# Brief
Copy every line of the records below where the word "BOARD" occurs.

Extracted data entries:
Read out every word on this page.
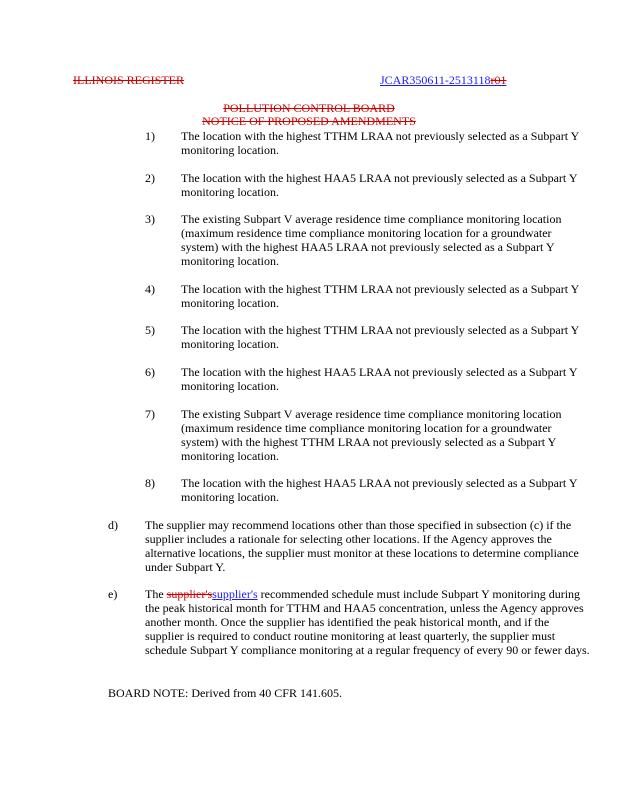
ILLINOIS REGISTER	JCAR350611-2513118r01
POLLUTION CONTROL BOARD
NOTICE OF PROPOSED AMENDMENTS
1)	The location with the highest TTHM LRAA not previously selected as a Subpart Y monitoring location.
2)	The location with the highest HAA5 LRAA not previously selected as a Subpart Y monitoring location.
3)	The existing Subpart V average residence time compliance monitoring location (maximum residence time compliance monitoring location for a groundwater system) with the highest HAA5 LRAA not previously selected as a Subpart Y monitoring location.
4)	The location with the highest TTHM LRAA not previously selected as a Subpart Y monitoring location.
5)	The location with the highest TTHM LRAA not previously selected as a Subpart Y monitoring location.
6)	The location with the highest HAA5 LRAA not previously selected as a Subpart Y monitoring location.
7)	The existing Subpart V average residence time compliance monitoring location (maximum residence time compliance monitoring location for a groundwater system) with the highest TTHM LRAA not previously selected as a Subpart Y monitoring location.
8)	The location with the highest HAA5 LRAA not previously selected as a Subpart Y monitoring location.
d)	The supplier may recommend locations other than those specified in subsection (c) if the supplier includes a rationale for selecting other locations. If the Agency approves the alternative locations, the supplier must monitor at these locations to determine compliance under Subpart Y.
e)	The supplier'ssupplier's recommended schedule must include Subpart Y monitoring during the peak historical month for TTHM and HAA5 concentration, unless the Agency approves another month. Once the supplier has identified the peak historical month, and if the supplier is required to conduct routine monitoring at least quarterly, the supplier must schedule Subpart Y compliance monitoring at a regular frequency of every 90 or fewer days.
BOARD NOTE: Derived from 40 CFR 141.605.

...

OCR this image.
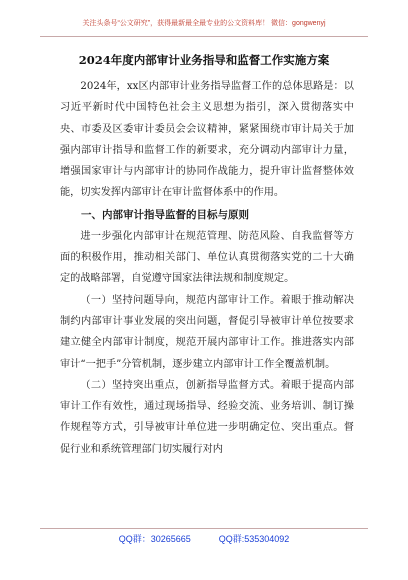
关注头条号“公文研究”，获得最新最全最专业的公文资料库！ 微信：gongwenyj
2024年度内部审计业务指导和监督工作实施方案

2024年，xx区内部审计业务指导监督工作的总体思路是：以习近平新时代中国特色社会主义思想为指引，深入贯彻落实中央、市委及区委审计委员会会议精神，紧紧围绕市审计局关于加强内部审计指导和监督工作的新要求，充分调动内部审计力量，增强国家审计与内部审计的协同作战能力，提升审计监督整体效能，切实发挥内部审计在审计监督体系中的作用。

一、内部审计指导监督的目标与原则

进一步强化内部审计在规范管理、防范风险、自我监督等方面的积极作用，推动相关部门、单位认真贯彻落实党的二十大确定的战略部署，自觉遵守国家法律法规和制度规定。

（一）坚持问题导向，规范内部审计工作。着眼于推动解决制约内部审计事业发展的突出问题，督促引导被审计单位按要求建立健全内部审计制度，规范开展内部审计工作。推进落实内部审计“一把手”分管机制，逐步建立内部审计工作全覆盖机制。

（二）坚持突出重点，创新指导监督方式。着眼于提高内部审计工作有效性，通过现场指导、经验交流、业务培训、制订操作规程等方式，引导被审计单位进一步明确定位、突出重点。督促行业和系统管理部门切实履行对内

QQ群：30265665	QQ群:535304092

# Complete response
POLLUTION CONTROL BOARD
BOARD NOTE: Derived from 40 CFR 141.605.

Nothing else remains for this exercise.